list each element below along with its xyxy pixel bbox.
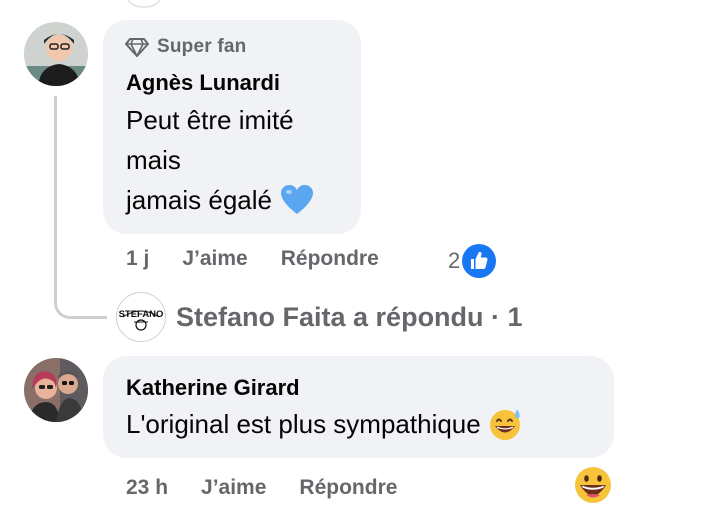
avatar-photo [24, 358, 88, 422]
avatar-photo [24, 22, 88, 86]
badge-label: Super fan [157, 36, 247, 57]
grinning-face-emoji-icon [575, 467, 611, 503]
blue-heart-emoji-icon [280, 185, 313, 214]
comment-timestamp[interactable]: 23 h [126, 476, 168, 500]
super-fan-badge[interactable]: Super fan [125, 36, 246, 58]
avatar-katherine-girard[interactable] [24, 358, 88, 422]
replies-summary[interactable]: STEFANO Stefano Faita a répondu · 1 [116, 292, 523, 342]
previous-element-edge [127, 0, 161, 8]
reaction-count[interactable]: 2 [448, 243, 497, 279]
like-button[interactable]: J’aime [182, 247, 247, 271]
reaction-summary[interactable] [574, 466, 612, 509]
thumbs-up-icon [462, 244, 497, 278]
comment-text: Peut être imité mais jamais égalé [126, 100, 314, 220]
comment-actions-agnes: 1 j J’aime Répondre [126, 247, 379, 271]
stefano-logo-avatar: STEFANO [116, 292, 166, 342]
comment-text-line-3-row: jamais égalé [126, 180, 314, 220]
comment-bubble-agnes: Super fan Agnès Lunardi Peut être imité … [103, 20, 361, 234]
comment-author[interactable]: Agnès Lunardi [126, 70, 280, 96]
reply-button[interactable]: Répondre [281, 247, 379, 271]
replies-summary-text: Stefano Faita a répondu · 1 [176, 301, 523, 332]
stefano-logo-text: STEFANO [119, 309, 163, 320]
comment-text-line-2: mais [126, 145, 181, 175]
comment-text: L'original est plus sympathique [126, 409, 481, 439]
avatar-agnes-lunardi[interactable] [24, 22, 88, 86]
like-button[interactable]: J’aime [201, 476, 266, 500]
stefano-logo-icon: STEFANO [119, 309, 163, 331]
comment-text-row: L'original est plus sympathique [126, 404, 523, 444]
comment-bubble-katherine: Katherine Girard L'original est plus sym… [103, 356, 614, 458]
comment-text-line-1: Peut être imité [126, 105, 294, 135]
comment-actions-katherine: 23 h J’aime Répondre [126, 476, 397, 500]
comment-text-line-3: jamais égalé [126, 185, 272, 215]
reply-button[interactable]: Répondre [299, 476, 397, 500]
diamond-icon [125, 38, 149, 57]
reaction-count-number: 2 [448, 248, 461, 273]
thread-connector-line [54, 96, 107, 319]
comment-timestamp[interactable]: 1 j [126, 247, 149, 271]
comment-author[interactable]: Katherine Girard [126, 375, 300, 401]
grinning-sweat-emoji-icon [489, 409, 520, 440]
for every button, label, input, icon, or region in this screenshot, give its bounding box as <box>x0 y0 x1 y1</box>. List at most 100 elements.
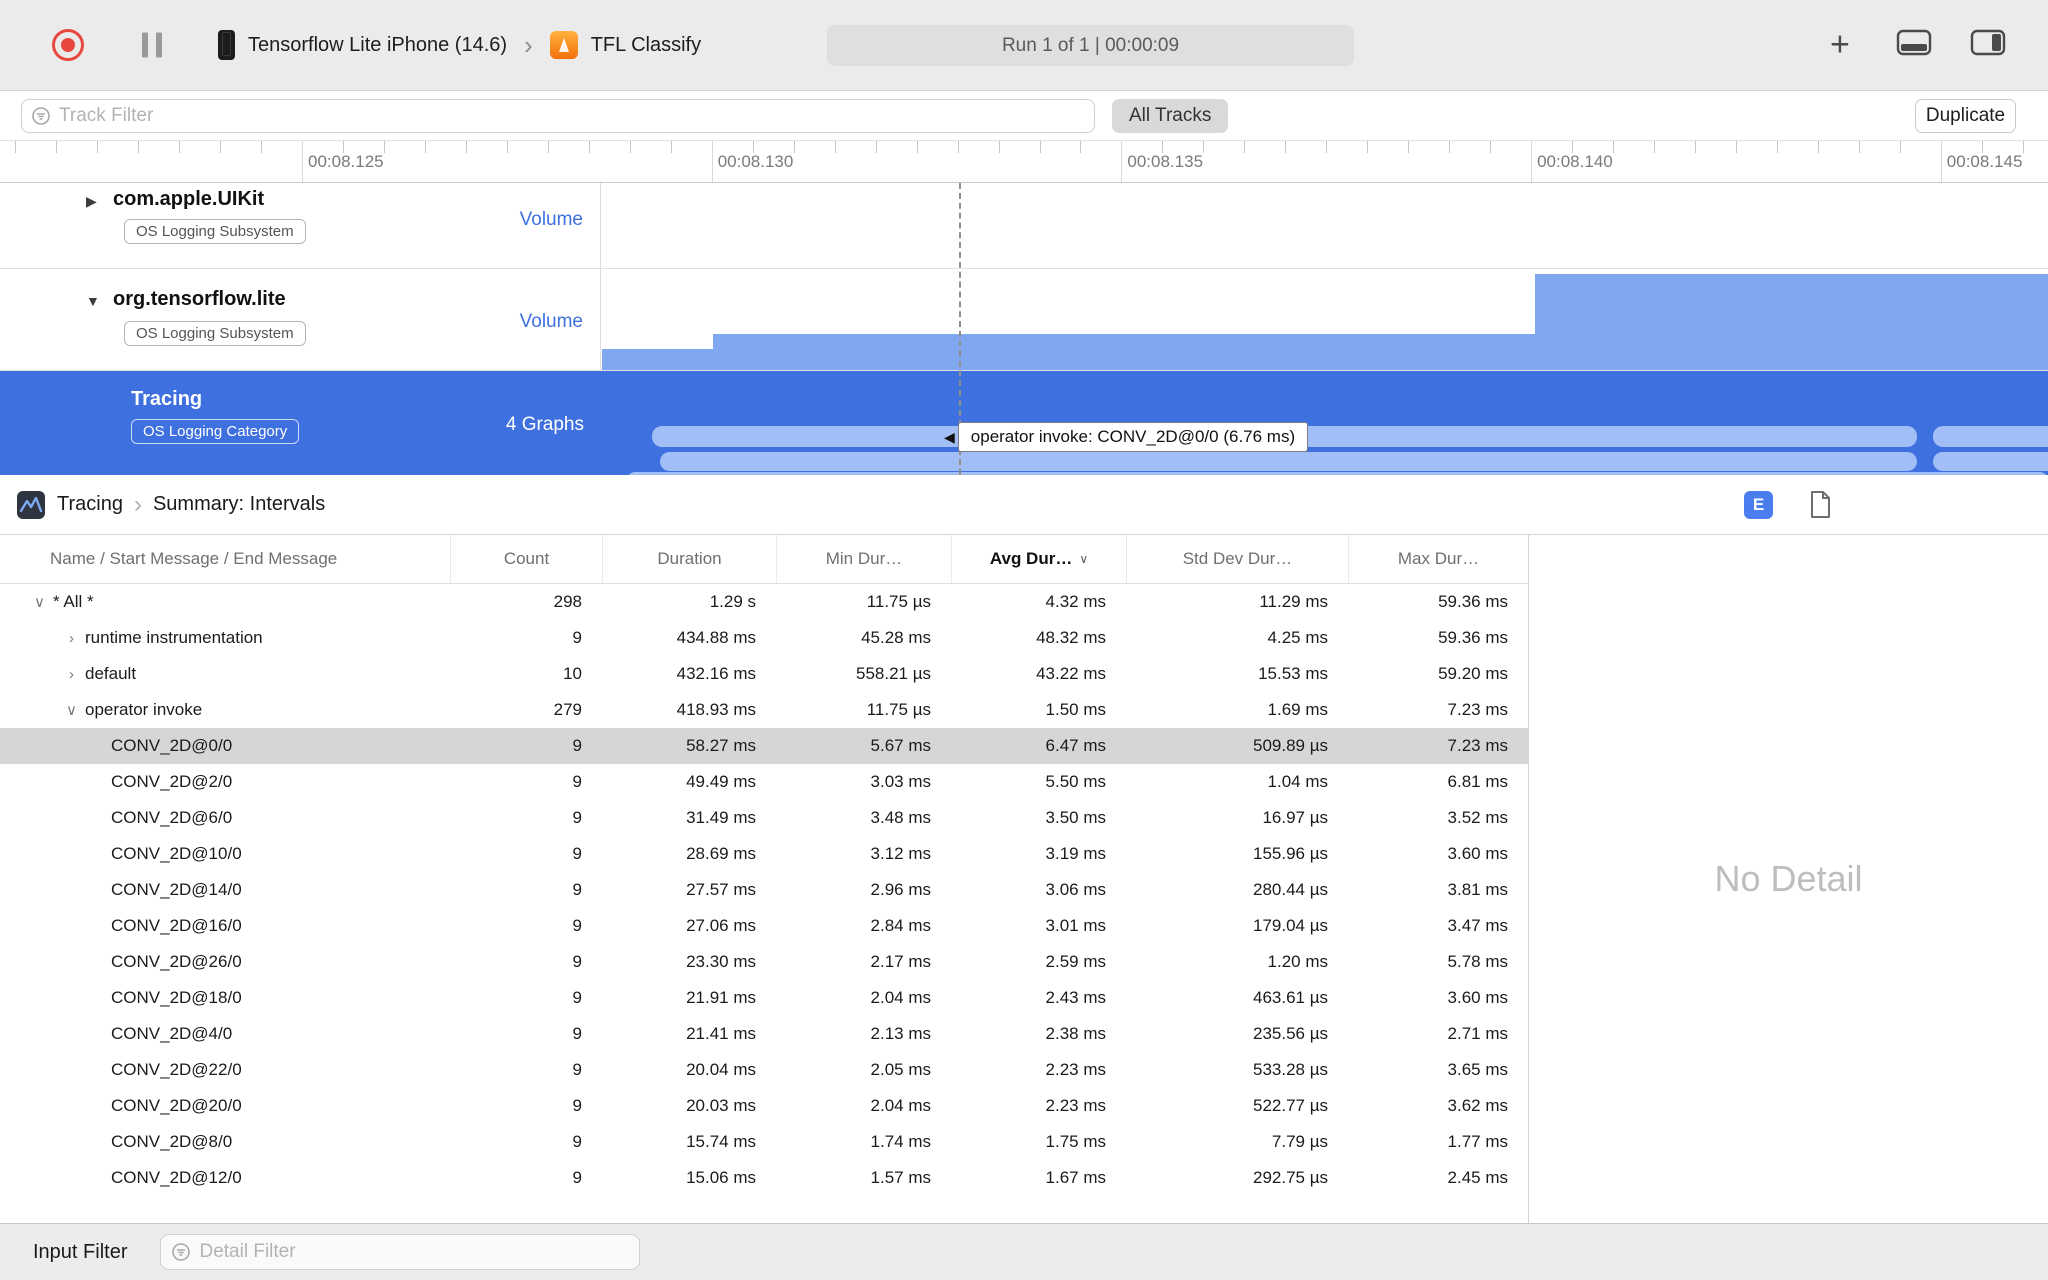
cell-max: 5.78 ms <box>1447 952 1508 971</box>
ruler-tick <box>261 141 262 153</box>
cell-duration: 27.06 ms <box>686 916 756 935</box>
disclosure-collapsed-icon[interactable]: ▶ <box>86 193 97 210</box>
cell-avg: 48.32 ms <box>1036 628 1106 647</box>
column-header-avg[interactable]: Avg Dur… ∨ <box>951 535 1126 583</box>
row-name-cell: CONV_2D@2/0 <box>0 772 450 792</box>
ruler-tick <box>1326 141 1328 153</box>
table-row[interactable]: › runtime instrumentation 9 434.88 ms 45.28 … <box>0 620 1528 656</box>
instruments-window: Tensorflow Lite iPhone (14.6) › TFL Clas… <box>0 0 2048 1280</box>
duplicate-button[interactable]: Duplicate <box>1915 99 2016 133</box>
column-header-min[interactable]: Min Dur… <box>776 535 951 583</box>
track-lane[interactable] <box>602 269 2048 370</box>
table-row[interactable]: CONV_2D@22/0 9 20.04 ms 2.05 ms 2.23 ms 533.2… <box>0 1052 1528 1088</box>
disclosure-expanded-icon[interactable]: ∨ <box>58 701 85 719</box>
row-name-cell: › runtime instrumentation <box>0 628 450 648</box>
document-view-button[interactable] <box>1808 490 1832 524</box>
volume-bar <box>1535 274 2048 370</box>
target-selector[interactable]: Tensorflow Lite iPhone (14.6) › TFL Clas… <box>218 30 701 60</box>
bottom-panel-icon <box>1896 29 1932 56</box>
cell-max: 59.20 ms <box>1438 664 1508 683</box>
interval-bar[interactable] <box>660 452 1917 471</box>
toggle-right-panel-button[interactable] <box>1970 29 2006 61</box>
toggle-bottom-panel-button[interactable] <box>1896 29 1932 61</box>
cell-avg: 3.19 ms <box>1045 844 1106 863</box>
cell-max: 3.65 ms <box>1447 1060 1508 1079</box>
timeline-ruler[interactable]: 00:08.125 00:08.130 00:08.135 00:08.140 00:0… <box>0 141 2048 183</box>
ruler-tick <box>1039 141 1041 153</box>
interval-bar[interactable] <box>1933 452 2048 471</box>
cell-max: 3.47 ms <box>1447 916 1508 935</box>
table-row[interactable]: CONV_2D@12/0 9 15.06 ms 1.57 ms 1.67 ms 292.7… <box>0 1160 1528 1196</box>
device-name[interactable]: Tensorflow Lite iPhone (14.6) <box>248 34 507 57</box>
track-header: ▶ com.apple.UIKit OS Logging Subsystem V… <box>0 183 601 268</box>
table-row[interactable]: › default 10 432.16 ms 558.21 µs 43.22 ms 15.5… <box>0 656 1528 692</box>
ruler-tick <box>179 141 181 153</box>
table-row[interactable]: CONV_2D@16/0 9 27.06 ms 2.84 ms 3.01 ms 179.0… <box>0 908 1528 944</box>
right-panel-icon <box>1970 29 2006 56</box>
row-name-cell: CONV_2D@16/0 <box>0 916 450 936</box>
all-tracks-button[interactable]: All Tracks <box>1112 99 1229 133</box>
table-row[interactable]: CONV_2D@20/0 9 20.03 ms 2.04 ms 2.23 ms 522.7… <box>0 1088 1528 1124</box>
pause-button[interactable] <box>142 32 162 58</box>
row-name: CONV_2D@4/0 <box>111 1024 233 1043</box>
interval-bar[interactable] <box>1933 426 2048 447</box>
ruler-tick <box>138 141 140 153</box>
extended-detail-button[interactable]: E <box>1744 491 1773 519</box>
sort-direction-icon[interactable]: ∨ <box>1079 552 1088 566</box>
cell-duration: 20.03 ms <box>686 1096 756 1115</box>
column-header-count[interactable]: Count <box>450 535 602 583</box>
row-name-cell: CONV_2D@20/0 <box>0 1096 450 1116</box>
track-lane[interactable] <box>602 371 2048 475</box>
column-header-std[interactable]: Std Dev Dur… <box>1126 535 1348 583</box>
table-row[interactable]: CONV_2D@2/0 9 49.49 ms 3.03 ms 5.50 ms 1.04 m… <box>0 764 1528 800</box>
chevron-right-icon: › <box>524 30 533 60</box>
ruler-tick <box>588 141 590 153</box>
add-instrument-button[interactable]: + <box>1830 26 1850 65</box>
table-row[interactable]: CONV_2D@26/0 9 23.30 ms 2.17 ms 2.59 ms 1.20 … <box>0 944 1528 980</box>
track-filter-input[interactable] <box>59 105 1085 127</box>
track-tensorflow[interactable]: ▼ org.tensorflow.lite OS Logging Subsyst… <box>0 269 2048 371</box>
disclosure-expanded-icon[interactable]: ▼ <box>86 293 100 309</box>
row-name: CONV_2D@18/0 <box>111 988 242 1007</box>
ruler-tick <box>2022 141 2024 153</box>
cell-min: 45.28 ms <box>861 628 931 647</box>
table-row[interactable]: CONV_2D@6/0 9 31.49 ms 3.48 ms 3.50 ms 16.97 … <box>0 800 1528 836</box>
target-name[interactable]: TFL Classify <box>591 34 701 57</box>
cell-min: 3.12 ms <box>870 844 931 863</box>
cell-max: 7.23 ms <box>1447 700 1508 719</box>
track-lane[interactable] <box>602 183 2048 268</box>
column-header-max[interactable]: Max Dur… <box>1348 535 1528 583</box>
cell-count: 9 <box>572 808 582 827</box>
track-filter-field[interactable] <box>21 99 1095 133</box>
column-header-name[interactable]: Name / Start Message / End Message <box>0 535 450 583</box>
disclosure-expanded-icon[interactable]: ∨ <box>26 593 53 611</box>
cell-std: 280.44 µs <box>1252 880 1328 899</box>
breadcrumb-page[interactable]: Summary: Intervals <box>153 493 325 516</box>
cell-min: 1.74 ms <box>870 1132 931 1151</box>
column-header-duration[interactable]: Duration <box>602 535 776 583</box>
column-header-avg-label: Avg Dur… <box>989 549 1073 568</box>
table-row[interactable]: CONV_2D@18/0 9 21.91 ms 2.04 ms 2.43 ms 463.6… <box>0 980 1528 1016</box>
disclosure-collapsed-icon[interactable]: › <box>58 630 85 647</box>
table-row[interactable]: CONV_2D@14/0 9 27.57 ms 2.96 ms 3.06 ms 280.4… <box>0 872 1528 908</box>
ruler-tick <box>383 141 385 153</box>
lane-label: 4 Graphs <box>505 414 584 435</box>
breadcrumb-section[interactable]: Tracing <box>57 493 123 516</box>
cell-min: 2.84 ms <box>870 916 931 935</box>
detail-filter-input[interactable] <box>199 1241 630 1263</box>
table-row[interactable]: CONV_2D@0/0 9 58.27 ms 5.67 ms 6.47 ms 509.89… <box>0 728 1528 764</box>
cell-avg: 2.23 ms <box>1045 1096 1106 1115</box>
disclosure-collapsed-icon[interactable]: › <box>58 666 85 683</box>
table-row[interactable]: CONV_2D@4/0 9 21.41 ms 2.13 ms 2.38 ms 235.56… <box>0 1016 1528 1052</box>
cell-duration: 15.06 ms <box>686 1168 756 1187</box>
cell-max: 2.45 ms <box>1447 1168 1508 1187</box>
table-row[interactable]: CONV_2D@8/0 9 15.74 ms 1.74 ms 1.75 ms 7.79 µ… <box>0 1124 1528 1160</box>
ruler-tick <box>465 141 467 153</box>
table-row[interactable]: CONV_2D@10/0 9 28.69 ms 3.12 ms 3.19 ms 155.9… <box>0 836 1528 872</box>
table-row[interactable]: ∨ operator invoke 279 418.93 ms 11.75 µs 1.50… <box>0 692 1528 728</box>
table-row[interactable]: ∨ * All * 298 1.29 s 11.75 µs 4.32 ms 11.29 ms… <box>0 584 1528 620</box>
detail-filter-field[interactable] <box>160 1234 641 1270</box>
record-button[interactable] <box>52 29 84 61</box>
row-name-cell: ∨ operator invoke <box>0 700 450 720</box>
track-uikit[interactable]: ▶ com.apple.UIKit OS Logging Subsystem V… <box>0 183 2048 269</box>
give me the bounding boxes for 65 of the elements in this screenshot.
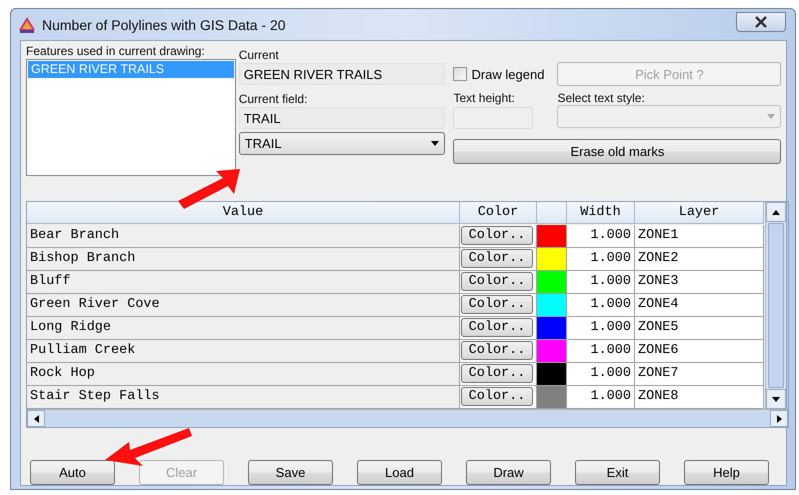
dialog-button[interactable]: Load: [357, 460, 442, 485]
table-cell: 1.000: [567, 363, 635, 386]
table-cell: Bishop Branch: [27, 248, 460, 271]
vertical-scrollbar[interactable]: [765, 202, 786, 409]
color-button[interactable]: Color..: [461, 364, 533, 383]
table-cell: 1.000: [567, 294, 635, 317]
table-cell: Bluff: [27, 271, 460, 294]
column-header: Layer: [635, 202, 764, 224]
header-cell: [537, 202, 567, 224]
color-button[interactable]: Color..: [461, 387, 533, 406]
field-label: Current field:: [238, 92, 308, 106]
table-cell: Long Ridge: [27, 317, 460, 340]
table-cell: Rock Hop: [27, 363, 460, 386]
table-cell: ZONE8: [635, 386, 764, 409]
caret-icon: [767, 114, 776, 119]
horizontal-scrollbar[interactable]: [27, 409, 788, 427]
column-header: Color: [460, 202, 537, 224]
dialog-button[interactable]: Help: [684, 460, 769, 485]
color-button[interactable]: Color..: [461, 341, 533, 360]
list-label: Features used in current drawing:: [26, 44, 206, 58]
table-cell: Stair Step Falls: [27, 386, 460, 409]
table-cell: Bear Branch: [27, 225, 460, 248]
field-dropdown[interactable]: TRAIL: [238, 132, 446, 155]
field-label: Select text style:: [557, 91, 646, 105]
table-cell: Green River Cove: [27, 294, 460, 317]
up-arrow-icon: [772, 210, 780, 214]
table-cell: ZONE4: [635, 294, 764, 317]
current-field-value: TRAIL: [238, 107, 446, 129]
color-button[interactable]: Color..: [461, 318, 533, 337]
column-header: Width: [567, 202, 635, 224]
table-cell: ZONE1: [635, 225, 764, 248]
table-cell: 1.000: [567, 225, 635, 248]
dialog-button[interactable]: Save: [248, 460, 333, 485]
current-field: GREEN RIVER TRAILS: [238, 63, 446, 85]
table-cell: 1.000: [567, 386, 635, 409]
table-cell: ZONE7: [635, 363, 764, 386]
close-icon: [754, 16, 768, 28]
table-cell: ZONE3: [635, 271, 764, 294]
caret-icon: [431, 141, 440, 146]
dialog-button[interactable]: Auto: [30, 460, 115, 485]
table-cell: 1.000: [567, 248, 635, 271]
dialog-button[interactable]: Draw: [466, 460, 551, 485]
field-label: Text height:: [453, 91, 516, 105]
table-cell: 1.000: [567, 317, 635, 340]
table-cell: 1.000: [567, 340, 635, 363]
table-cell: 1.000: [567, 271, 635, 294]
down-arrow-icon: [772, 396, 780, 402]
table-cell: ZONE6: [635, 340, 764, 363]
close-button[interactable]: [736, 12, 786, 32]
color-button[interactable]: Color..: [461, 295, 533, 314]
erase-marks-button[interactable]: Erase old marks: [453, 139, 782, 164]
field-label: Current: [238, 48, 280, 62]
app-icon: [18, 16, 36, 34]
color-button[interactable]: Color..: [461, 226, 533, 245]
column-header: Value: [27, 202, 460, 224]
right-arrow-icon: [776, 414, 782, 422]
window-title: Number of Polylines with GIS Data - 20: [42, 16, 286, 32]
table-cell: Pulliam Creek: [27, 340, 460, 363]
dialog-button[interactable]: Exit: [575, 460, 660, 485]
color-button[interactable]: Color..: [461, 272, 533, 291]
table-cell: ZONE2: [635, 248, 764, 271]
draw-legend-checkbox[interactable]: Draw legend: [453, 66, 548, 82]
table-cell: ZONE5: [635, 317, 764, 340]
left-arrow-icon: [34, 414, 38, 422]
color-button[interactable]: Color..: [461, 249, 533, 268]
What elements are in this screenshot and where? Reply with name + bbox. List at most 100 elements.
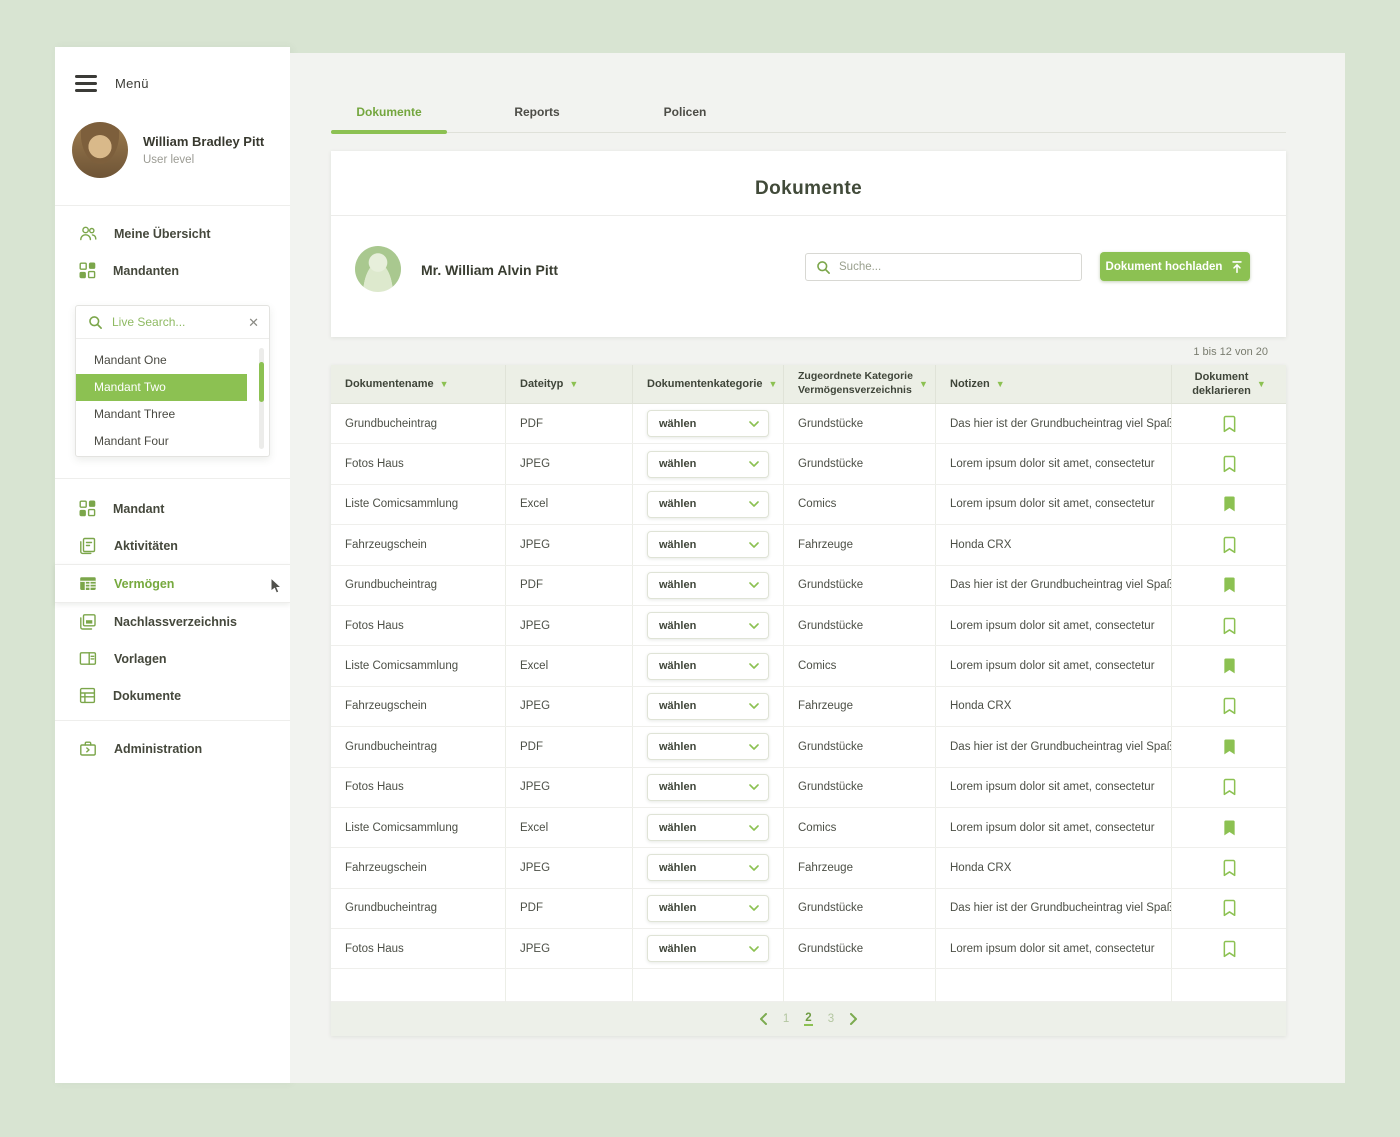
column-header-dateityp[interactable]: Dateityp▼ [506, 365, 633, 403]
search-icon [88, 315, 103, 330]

Exercise brief: Quote the lines of the listing from the one containing "365, 633, 403]" through the end of the listing, reproducing each one without alteration.

Final answer:
column-header-dateityp[interactable]: Dateityp▼ [506, 365, 633, 403]
search-icon [88, 315, 103, 330]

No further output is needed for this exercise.